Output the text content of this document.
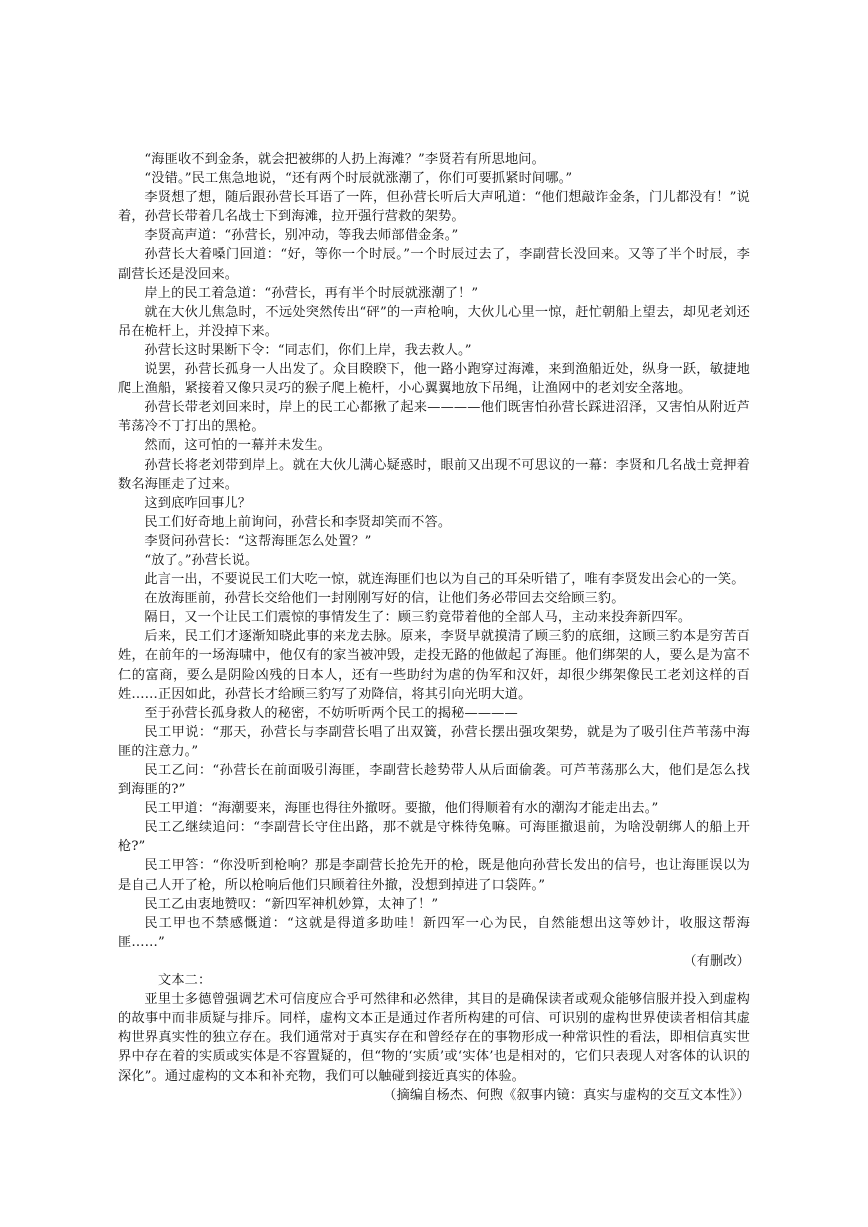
“海匪收不到金条，就会把被绑的人扔上海滩？”李贤若有所思地问。

“没错。”民工焦急地说，“还有两个时辰就涨潮了，你们可要抓紧时间哪。”

李贤想了想，随后跟孙营长耳语了一阵，但孙营长听后大声吼道：“他们想敲诈金条，门儿都没有！”说着，孙营长带着几名战士下到海滩，拉开强行营救的架势。

李贤高声道：“孙营长，别冲动，等我去师部借金条。”

孙营长大着嗓门回道：“好，等你一个时辰。”一个时辰过去了，李副营长没回来。又等了半个时辰，李副营长还是没回来。

岸上的民工着急道：“孙营长，再有半个时辰就涨潮了！”

就在大伙儿焦急时，不远处突然传出“砰”的一声枪响，大伙儿心里一惊，赶忙朝船上望去，却见老刘还吊在桅杆上，并没掉下来。

孙营长这时果断下令：“同志们，你们上岸，我去救人。”

说罢，孙营长孤身一人出发了。众目睽睽下，他一路小跑穿过海滩，来到渔船近处，纵身一跃，敏捷地爬上渔船，紧接着又像只灵巧的猴子爬上桅杆，小心翼翼地放下吊绳，让渔网中的老刘安全落地。

孙营长带老刘回来时，岸上的民工心都揪了起来————他们既害怕孙营长踩进沼泽，又害怕从附近芦苇荡冷不丁打出的黑枪。

然而，这可怕的一幕并未发生。

孙营长将老刘带到岸上。就在大伙儿满心疑惑时，眼前又出现不可思议的一幕：李贤和几名战士竟押着数名海匪走了过来。

这到底咋回事儿？

民工们好奇地上前询问，孙营长和李贤却笑而不答。

李贤问孙营长：“这帮海匪怎么处置？”

“放了。”孙营长说。

此言一出，不要说民工们大吃一惊，就连海匪们也以为自己的耳朵听错了，唯有李贤发出会心的一笑。

在放海匪前，孙营长交给他们一封刚刚写好的信，让他们务必带回去交给顾三豹。

隔日，又一个让民工们震惊的事情发生了：顾三豹竟带着他的全部人马，主动来投奔新四军。

后来，民工们才逐渐知晓此事的来龙去脉。原来，李贤早就摸清了顾三豹的底细，这顾三豹本是穷苦百姓，在前年的一场海啸中，他仅有的家当被冲毁，走投无路的他做起了海匪。他们绑架的人，要么是为富不仁的富商，要么是阴险凶残的日本人，还有一些助纣为虐的伪军和汉奸，却很少绑架像民工老刘这样的百姓……正因如此，孙营长才给顾三豹写了劝降信，将其引向光明大道。

至于孙营长孤身救人的秘密，不妨听听两个民工的揭秘————

民工甲说：“那天，孙营长与李副营长唱了出双簧，孙营长摆出强攻架势，就是为了吸引住芦苇荡中海匪的注意力。”

民工乙问：“孙营长在前面吸引海匪，李副营长趁势带人从后面偷袭。可芦苇荡那么大，他们是怎么找到海匪的?”

民工甲道：“海潮要来，海匪也得往外撤呀。要撤，他们得顺着有水的潮沟才能走出去。”

民工乙继续追问：“李副营长守住出路，那不就是守株待兔嘛。可海匪撤退前，为啥没朝绑人的船上开枪?”

民工甲答：“你没听到枪响？那是李副营长抢先开的枪，既是他向孙营长发出的信号，也让海匪误以为是自己人开了枪，所以枪响后他们只顾着往外撤，没想到掉进了口袋阵。”

民工乙由衷地赞叹：“新四军神机妙算，太神了！”

民工甲也不禁感慨道：“这就是得道多助哇！新四军一心为民，自然能想出这等妙计，收服这帮海匪……”

（有删改）

文本二：

亚里士多德曾强调艺术可信度应合乎可然律和必然律，其目的是确保读者或观众能够信服并投入到虚构的故事中而非质疑与排斥。同样，虚构文本正是通过作者所构建的可信、可识别的虚构世界使读者相信其虚构世界真实性的独立存在。我们通常对于真实存在和曾经存在的事物形成一种常识性的看法，即相信真实世界中存在着的实质或实体是不容置疑的，但“物的‘实质’或‘实体’也是相对的，它们只表现人对客体的认识的深化”。通过虚构的文本和补充物，我们可以触碰到接近真实的体验。

（摘编自杨杰、何煦《叙事内镜：真实与虚构的交互文本性》）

☆ ☆ ☆ ☆

**What the exercise asks**
Strip out the pictures and quote the remaining data word for word.

**Solution below**
Output the text content of this document.
“海匪收不到金条，就会把被绑的人扔上海滩？”李贤若有所思地问。

“没错。”民工焦急地说，“还有两个时辰就涨潮了，你们可要抓紧时间哪。”

李贤想了想，随后跟孙营长耳语了一阵，但孙营长听后大声吼道：“他们想敲诈金条，门儿都没有！”说着，孙营长带着几名战士下到海滩，拉开强行营救的架势。

李贤高声道：“孙营长，别冲动，等我去师部借金条。”

孙营长大着嗓门回道：“好，等你一个时辰。”一个时辰过去了，李副营长没回来。又等了半个时辰，李副营长还是没回来。

岸上的民工着急道：“孙营长，再有半个时辰就涨潮了！”

就在大伙儿焦急时，不远处突然传出“砰”的一声枪响，大伙儿心里一惊，赶忙朝船上望去，却见老刘还吊在桅杆上，并没掉下来。

孙营长这时果断下令：“同志们，你们上岸，我去救人。”

说罢，孙营长孤身一人出发了。众目睽睽下，他一路小跑穿过海滩，来到渔船近处，纵身一跃，敏捷地爬上渔船，紧接着又像只灵巧的猴子爬上桅杆，小心翼翼地放下吊绳，让渔网中的老刘安全落地。

孙营长带老刘回来时，岸上的民工心都揪了起来————他们既害怕孙营长踩进沼泽，又害怕从附近芦苇荡冷不丁打出的黑枪。

然而，这可怕的一幕并未发生。

孙营长将老刘带到岸上。就在大伙儿满心疑惑时，眼前又出现不可思议的一幕：李贤和几名战士竟押着数名海匪走了过来。

这到底咋回事儿？

民工们好奇地上前询问，孙营长和李贤却笑而不答。

李贤问孙营长：“这帮海匪怎么处置？”

“放了。”孙营长说。

此言一出，不要说民工们大吃一惊，就连海匪们也以为自己的耳朵听错了，唯有李贤发出会心的一笑。

在放海匪前，孙营长交给他们一封刚刚写好的信，让他们务必带回去交给顾三豹。

隔日，又一个让民工们震惊的事情发生了：顾三豹竟带着他的全部人马，主动来投奔新四军。

后来，民工们才逐渐知晓此事的来龙去脉。原来，李贤早就摸清了顾三豹的底细，这顾三豹本是穷苦百姓，在前年的一场海啸中，他仅有的家当被冲毁，走投无路的他做起了海匪。他们绑架的人，要么是为富不仁的富商，要么是阴险凶残的日本人，还有一些助纣为虐的伪军和汉奸，却很少绑架像民工老刘这样的百姓……正因如此，孙营长才给顾三豹写了劝降信，将其引向光明大道。

至于孙营长孤身救人的秘密，不妨听听两个民工的揭秘————

民工甲说：“那天，孙营长与李副营长唱了出双簧，孙营长摆出强攻架势，就是为了吸引住芦苇荡中海匪的注意力。”

民工乙问：“孙营长在前面吸引海匪，李副营长趁势带人从后面偷袭。可芦苇荡那么大，他们是怎么找到海匪的?”

民工甲道：“海潮要来，海匪也得往外撤呀。要撤，他们得顺着有水的潮沟才能走出去。”

民工乙继续追问：“李副营长守住出路，那不就是守株待兔嘛。可海匪撤退前，为啥没朝绑人的船上开枪?”

民工甲答：“你没听到枪响？那是李副营长抢先开的枪，既是他向孙营长发出的信号，也让海匪误以为是自己人开了枪，所以枪响后他们只顾着往外撤，没想到掉进了口袋阵。”

民工乙由衷地赞叹：“新四军神机妙算，太神了！”

民工甲也不禁感慨道：“这就是得道多助哇！新四军一心为民，自然能想出这等妙计，收服这帮海匪……”

（有删改）

文本二：

亚里士多德曾强调艺术可信度应合乎可然律和必然律，其目的是确保读者或观众能够信服并投入到虚构的故事中而非质疑与排斥。同样，虚构文本正是通过作者所构建的可信、可识别的虚构世界使读者相信其虚构世界真实性的独立存在。我们通常对于真实存在和曾经存在的事物形成一种常识性的看法，即相信真实世界中存在着的实质或实体是不容置疑的，但“物的‘实质’或‘实体’也是相对的，它们只表现人对客体的认识的深化”。通过虚构的文本和补充物，我们可以触碰到接近真实的体验。

（摘编自杨杰、何煦《叙事内镜：真实与虚构的交互文本性》）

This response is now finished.